- **Problem to solve**: Reproduce every line of the listing as written, apart from the pictures.

Figure data in JSON
┄┄┄┄┄┄
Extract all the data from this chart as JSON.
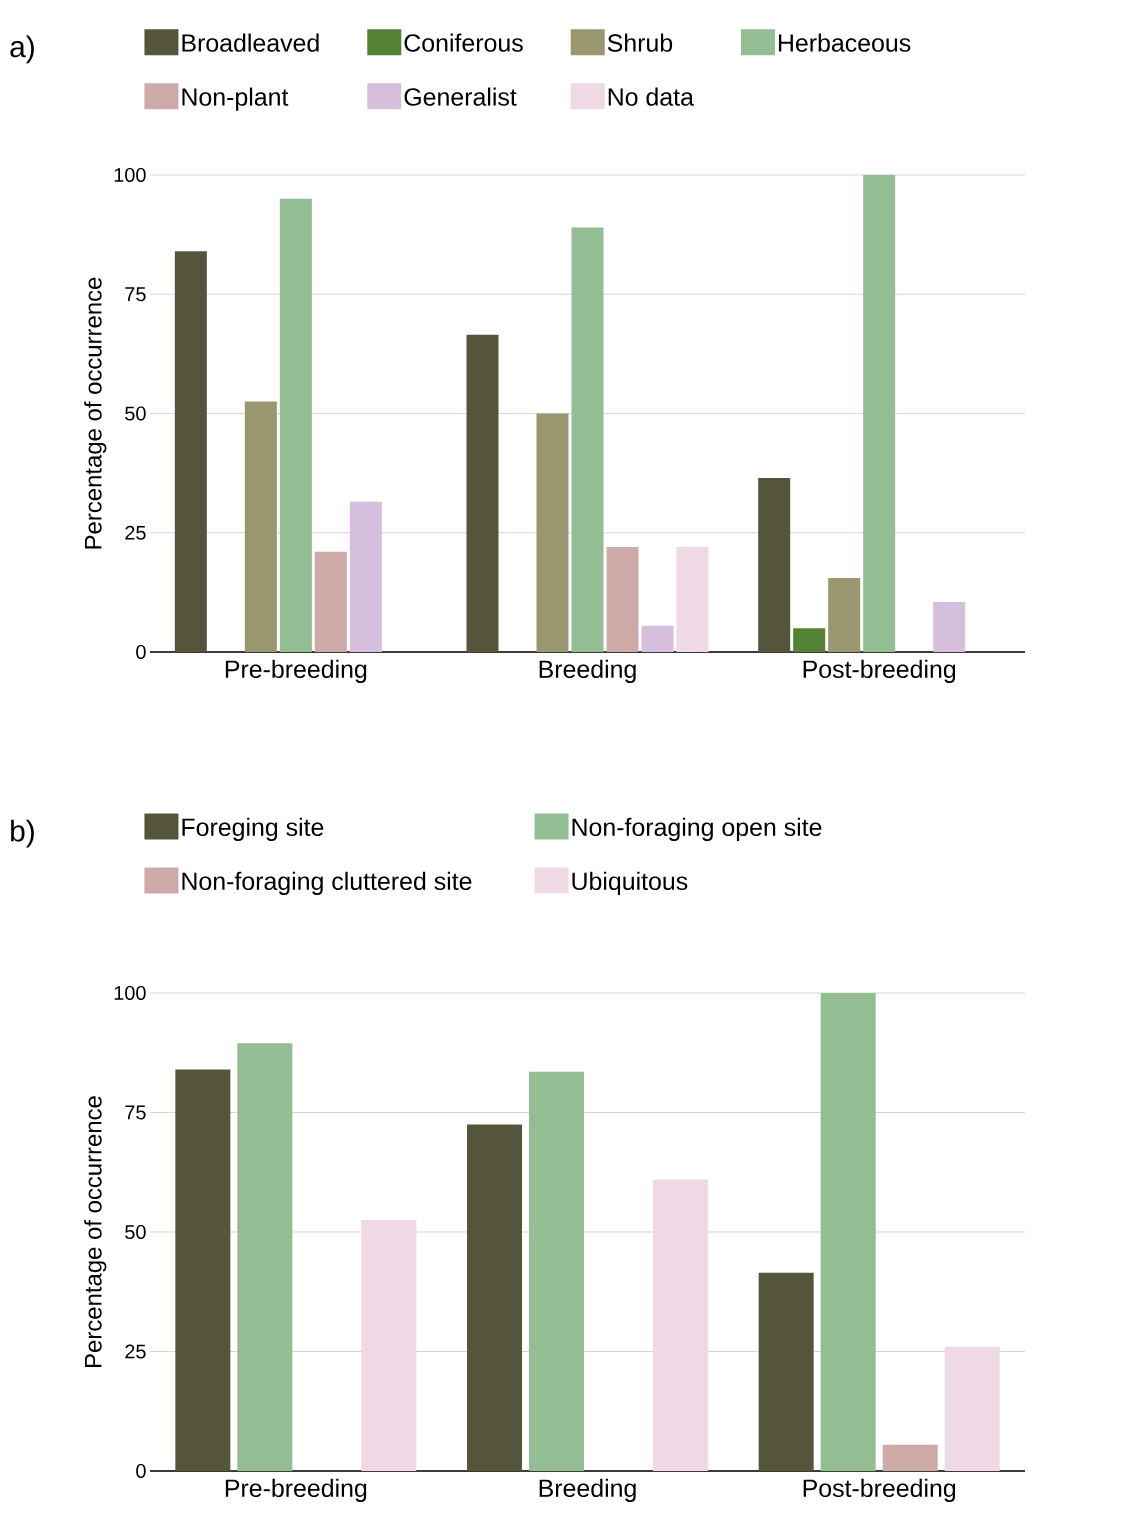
{
  "chart_data": [
    {
      "type": "bar",
      "ylabel": "Percentage of occurrence",
      "annotations": [
        "a)"
      ],
      "categories": [
        "Pre-breeding",
        "Breeding",
        "Post-breeding"
      ],
      "series": [
        {
          "name": "Broadleaved",
          "color": "#55553c",
          "values": [
            84,
            66.5,
            36.5
          ]
        },
        {
          "name": "Coniferous",
          "color": "#548235",
          "values": [
            0,
            0,
            5
          ]
        },
        {
          "name": "Shrub",
          "color": "#999670",
          "values": [
            52.5,
            50,
            15.5
          ]
        },
        {
          "name": "Herbaceous",
          "color": "#93bd92",
          "values": [
            95,
            89,
            100
          ]
        },
        {
          "name": "Non-plant",
          "color": "#cdaaa5",
          "values": [
            21,
            22,
            0
          ]
        },
        {
          "name": "Generalist",
          "color": "#d5bfdc",
          "values": [
            31.5,
            5.5,
            10.5
          ]
        },
        {
          "name": "No data",
          "color": "#eed9e5",
          "values": [
            0,
            22,
            0
          ]
        }
      ],
      "ylim": [
        0,
        100
      ],
      "yticks": [
        0,
        25,
        50,
        75,
        100
      ],
      "grid": "y",
      "legend": "top"
    },
    {
      "type": "bar",
      "ylabel": "Percentage of occurrence",
      "annotations": [
        "b)"
      ],
      "categories": [
        "Pre-breeding",
        "Breeding",
        "Post-breeding"
      ],
      "series": [
        {
          "name": "Foreging site",
          "color": "#55553c",
          "values": [
            84,
            72.5,
            41.5
          ]
        },
        {
          "name": "Non-foraging open site",
          "color": "#93bd92",
          "values": [
            89.5,
            83.5,
            100
          ]
        },
        {
          "name": "Non-foraging cluttered site",
          "color": "#cdaaa5",
          "values": [
            0,
            0,
            5.5
          ]
        },
        {
          "name": "Ubiquitous",
          "color": "#eed9e5",
          "values": [
            52.5,
            61,
            26
          ]
        }
      ],
      "ylim": [
        0,
        100
      ],
      "yticks": [
        0,
        25,
        50,
        75,
        100
      ],
      "grid": "y",
      "legend": "top"
    }
  ]
}
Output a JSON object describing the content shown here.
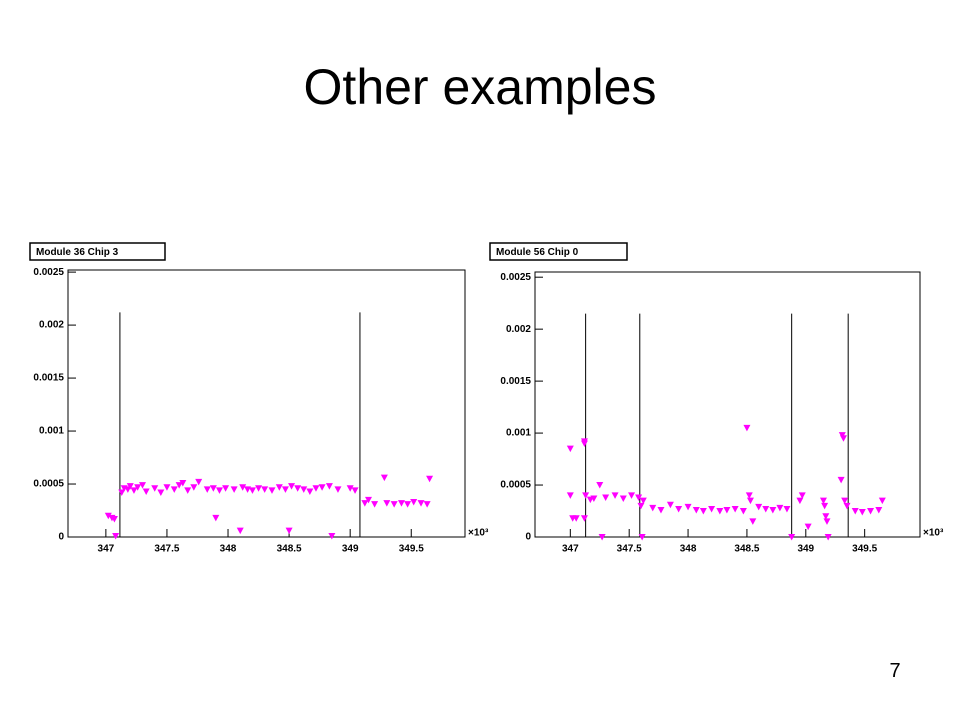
{
  "title": "Other examples",
  "page_number": "7",
  "chart_data": [
    {
      "type": "scatter",
      "title": "Module 36 Chip 3",
      "color": "#ff00ff",
      "marker": "triangle-down",
      "xlim": [
        346.69,
        349.94
      ],
      "ylim": [
        0,
        0.00252
      ],
      "xticks": [
        347,
        347.5,
        348,
        348.5,
        349,
        349.5
      ],
      "yticks": [
        0,
        0.0005,
        0.001,
        0.0015,
        0.002,
        0.0025
      ],
      "x_scale_label": "×10³",
      "vlines": [
        347.115,
        349.08
      ],
      "vline_top": 0.00212,
      "x": [
        347.02,
        347.05,
        347.07,
        347.08,
        347.13,
        347.15,
        347.18,
        347.2,
        347.23,
        347.26,
        347.3,
        347.33,
        347.4,
        347.45,
        347.5,
        347.56,
        347.6,
        347.63,
        347.67,
        347.72,
        347.76,
        347.83,
        347.88,
        347.93,
        347.98,
        348.05,
        348.12,
        348.16,
        348.2,
        348.25,
        348.3,
        348.36,
        348.42,
        348.47,
        348.52,
        348.57,
        348.62,
        348.67,
        348.72,
        348.77,
        348.83,
        348.9,
        349.0,
        349.04,
        347.9,
        348.1,
        348.5,
        348.85,
        349.12,
        349.15,
        349.2,
        349.28,
        349.3,
        349.36,
        349.42,
        349.47,
        349.52,
        349.58,
        349.63,
        349.65
      ],
      "values": [
        0.0002,
        0.00018,
        0.00017,
        1e-05,
        0.00042,
        0.00046,
        0.00045,
        0.00048,
        0.00044,
        0.00047,
        0.00049,
        0.00043,
        0.00046,
        0.00042,
        0.00047,
        0.00045,
        0.00049,
        0.00051,
        0.00044,
        0.00047,
        0.00052,
        0.00045,
        0.00046,
        0.00044,
        0.00046,
        0.00045,
        0.00047,
        0.00045,
        0.00044,
        0.00046,
        0.00045,
        0.00044,
        0.00047,
        0.00045,
        0.00048,
        0.00046,
        0.00045,
        0.00043,
        0.00046,
        0.00047,
        0.00048,
        0.00045,
        0.00046,
        0.00044,
        0.00018,
        6e-05,
        6e-05,
        1e-05,
        0.00032,
        0.00035,
        0.00031,
        0.00056,
        0.00032,
        0.00031,
        0.00032,
        0.00031,
        0.00033,
        0.00032,
        0.00031,
        0.00055
      ]
    },
    {
      "type": "scatter",
      "title": "Module 56 Chip 0",
      "color": "#ff00ff",
      "marker": "triangle-down",
      "xlim": [
        346.7,
        349.97
      ],
      "ylim": [
        0,
        0.00255
      ],
      "xticks": [
        347,
        347.5,
        348,
        348.5,
        349,
        349.5
      ],
      "yticks": [
        0,
        0.0005,
        0.001,
        0.0015,
        0.002,
        0.0025
      ],
      "x_scale_label": "×10³",
      "vlines": [
        347.13,
        347.59,
        348.88,
        349.36
      ],
      "vline_top": 0.00215,
      "x": [
        347.0,
        347.0,
        347.02,
        347.05,
        347.12,
        347.12,
        347.12,
        347.13,
        347.17,
        347.2,
        347.25,
        347.27,
        347.3,
        347.38,
        347.45,
        347.52,
        347.58,
        347.6,
        347.61,
        347.62,
        347.7,
        347.77,
        347.85,
        347.92,
        348.0,
        348.07,
        348.13,
        348.2,
        348.27,
        348.33,
        348.4,
        348.47,
        348.5,
        348.52,
        348.53,
        348.55,
        348.6,
        348.66,
        348.72,
        348.78,
        348.84,
        348.88,
        348.95,
        348.97,
        349.02,
        349.15,
        349.16,
        349.17,
        349.18,
        349.19,
        349.3,
        349.31,
        349.32,
        349.33,
        349.35,
        349.42,
        349.48,
        349.55,
        349.62,
        349.65
      ],
      "values": [
        0.00085,
        0.0004,
        0.00018,
        0.00018,
        0.00092,
        0.0009,
        0.00018,
        0.0004,
        0.00036,
        0.00037,
        0.0005,
        0.0,
        0.00038,
        0.0004,
        0.00037,
        0.0004,
        0.00038,
        0.0003,
        0.0,
        0.00035,
        0.00028,
        0.00026,
        0.00031,
        0.00027,
        0.00029,
        0.00026,
        0.00025,
        0.00027,
        0.00025,
        0.00026,
        0.00027,
        0.00025,
        0.00105,
        0.0004,
        0.00035,
        0.00015,
        0.00029,
        0.00027,
        0.00026,
        0.00028,
        0.00027,
        0.0,
        0.00035,
        0.0004,
        0.0001,
        0.00035,
        0.0003,
        0.0002,
        0.00015,
        0.0,
        0.00055,
        0.00098,
        0.00095,
        0.00035,
        0.0003,
        0.00025,
        0.00024,
        0.00025,
        0.00026,
        0.00035
      ]
    }
  ]
}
┄┄┄┄┄┄
- **Task result**:
Extract all the data from this chart as JSON.
{
  "chart_data": [
    {
      "type": "bar",
      "ylabel": "Percentage of occurrence",
      "annotations": [
        "a)"
      ],
      "categories": [
        "Pre-breeding",
        "Breeding",
        "Post-breeding"
      ],
      "series": [
        {
          "name": "Broadleaved",
          "color": "#55553c",
          "values": [
            84,
            66.5,
            36.5
          ]
        },
        {
          "name": "Coniferous",
          "color": "#548235",
          "values": [
            0,
            0,
            5
          ]
        },
        {
          "name": "Shrub",
          "color": "#999670",
          "values": [
            52.5,
            50,
            15.5
          ]
        },
        {
          "name": "Herbaceous",
          "color": "#93bd92",
          "values": [
            95,
            89,
            100
          ]
        },
        {
          "name": "Non-plant",
          "color": "#cdaaa5",
          "values": [
            21,
            22,
            0
          ]
        },
        {
          "name": "Generalist",
          "color": "#d5bfdc",
          "values": [
            31.5,
            5.5,
            10.5
          ]
        },
        {
          "name": "No data",
          "color": "#eed9e5",
          "values": [
            0,
            22,
            0
          ]
        }
      ],
      "ylim": [
        0,
        100
      ],
      "yticks": [
        0,
        25,
        50,
        75,
        100
      ],
      "grid": "y",
      "legend": "top"
    },
    {
      "type": "bar",
      "ylabel": "Percentage of occurrence",
      "annotations": [
        "b)"
      ],
      "categories": [
        "Pre-breeding",
        "Breeding",
        "Post-breeding"
      ],
      "series": [
        {
          "name": "Foreging site",
          "color": "#55553c",
          "values": [
            84,
            72.5,
            41.5
          ]
        },
        {
          "name": "Non-foraging open site",
          "color": "#93bd92",
          "values": [
            89.5,
            83.5,
            100
          ]
        },
        {
          "name": "Non-foraging cluttered site",
          "color": "#cdaaa5",
          "values": [
            0,
            0,
            5.5
          ]
        },
        {
          "name": "Ubiquitous",
          "color": "#eed9e5",
          "values": [
            52.5,
            61,
            26
          ]
        }
      ],
      "ylim": [
        0,
        100
      ],
      "yticks": [
        0,
        25,
        50,
        75,
        100
      ],
      "grid": "y",
      "legend": "top"
    }
  ]
}
Output a JSON object describing the content shown here.
{
  "title": "Other examples",
  "page_number": "7",
  "chart_data": [
    {
      "type": "scatter",
      "title": "Module 36 Chip 3",
      "color": "#ff00ff",
      "marker": "triangle-down",
      "xlim": [
        346.69,
        349.94
      ],
      "ylim": [
        0,
        0.00252
      ],
      "xticks": [
        347,
        347.5,
        348,
        348.5,
        349,
        349.5
      ],
      "yticks": [
        0,
        0.0005,
        0.001,
        0.0015,
        0.002,
        0.0025
      ],
      "x_scale_label": "×10³",
      "vlines": [
        347.115,
        349.08
      ],
      "vline_top": 0.00212,
      "x": [
        347.02,
        347.05,
        347.07,
        347.08,
        347.13,
        347.15,
        347.18,
        347.2,
        347.23,
        347.26,
        347.3,
        347.33,
        347.4,
        347.45,
        347.5,
        347.56,
        347.6,
        347.63,
        347.67,
        347.72,
        347.76,
        347.83,
        347.88,
        347.93,
        347.98,
        348.05,
        348.12,
        348.16,
        348.2,
        348.25,
        348.3,
        348.36,
        348.42,
        348.47,
        348.52,
        348.57,
        348.62,
        348.67,
        348.72,
        348.77,
        348.83,
        348.9,
        349.0,
        349.04,
        347.9,
        348.1,
        348.5,
        348.85,
        349.12,
        349.15,
        349.2,
        349.28,
        349.3,
        349.36,
        349.42,
        349.47,
        349.52,
        349.58,
        349.63,
        349.65
      ],
      "values": [
        0.0002,
        0.00018,
        0.00017,
        1e-05,
        0.00042,
        0.00046,
        0.00045,
        0.00048,
        0.00044,
        0.00047,
        0.00049,
        0.00043,
        0.00046,
        0.00042,
        0.00047,
        0.00045,
        0.00049,
        0.00051,
        0.00044,
        0.00047,
        0.00052,
        0.00045,
        0.00046,
        0.00044,
        0.00046,
        0.00045,
        0.00047,
        0.00045,
        0.00044,
        0.00046,
        0.00045,
        0.00044,
        0.00047,
        0.00045,
        0.00048,
        0.00046,
        0.00045,
        0.00043,
        0.00046,
        0.00047,
        0.00048,
        0.00045,
        0.00046,
        0.00044,
        0.00018,
        6e-05,
        6e-05,
        1e-05,
        0.00032,
        0.00035,
        0.00031,
        0.00056,
        0.00032,
        0.00031,
        0.00032,
        0.00031,
        0.00033,
        0.00032,
        0.00031,
        0.00055
      ]
    },
    {
      "type": "scatter",
      "title": "Module 56 Chip 0",
      "color": "#ff00ff",
      "marker": "triangle-down",
      "xlim": [
        346.7,
        349.97
      ],
      "ylim": [
        0,
        0.00255
      ],
      "xticks": [
        347,
        347.5,
        348,
        348.5,
        349,
        349.5
      ],
      "yticks": [
        0,
        0.0005,
        0.001,
        0.0015,
        0.002,
        0.0025
      ],
      "x_scale_label": "×10³",
      "vlines": [
        347.13,
        347.59,
        348.88,
        349.36
      ],
      "vline_top": 0.00215,
      "x": [
        347.0,
        347.0,
        347.02,
        347.05,
        347.12,
        347.12,
        347.12,
        347.13,
        347.17,
        347.2,
        347.25,
        347.27,
        347.3,
        347.38,
        347.45,
        347.52,
        347.58,
        347.6,
        347.61,
        347.62,
        347.7,
        347.77,
        347.85,
        347.92,
        348.0,
        348.07,
        348.13,
        348.2,
        348.27,
        348.33,
        348.4,
        348.47,
        348.5,
        348.52,
        348.53,
        348.55,
        348.6,
        348.66,
        348.72,
        348.78,
        348.84,
        348.88,
        348.95,
        348.97,
        349.02,
        349.15,
        349.16,
        349.17,
        349.18,
        349.19,
        349.3,
        349.31,
        349.32,
        349.33,
        349.35,
        349.42,
        349.48,
        349.55,
        349.62,
        349.65
      ],
      "values": [
        0.00085,
        0.0004,
        0.00018,
        0.00018,
        0.00092,
        0.0009,
        0.00018,
        0.0004,
        0.00036,
        0.00037,
        0.0005,
        0.0,
        0.00038,
        0.0004,
        0.00037,
        0.0004,
        0.00038,
        0.0003,
        0.0,
        0.00035,
        0.00028,
        0.00026,
        0.00031,
        0.00027,
        0.00029,
        0.00026,
        0.00025,
        0.00027,
        0.00025,
        0.00026,
        0.00027,
        0.00025,
        0.00105,
        0.0004,
        0.00035,
        0.00015,
        0.00029,
        0.00027,
        0.00026,
        0.00028,
        0.00027,
        0.0,
        0.00035,
        0.0004,
        0.0001,
        0.00035,
        0.0003,
        0.0002,
        0.00015,
        0.0,
        0.00055,
        0.00098,
        0.00095,
        0.00035,
        0.0003,
        0.00025,
        0.00024,
        0.00025,
        0.00026,
        0.00035
      ]
    }
  ]
}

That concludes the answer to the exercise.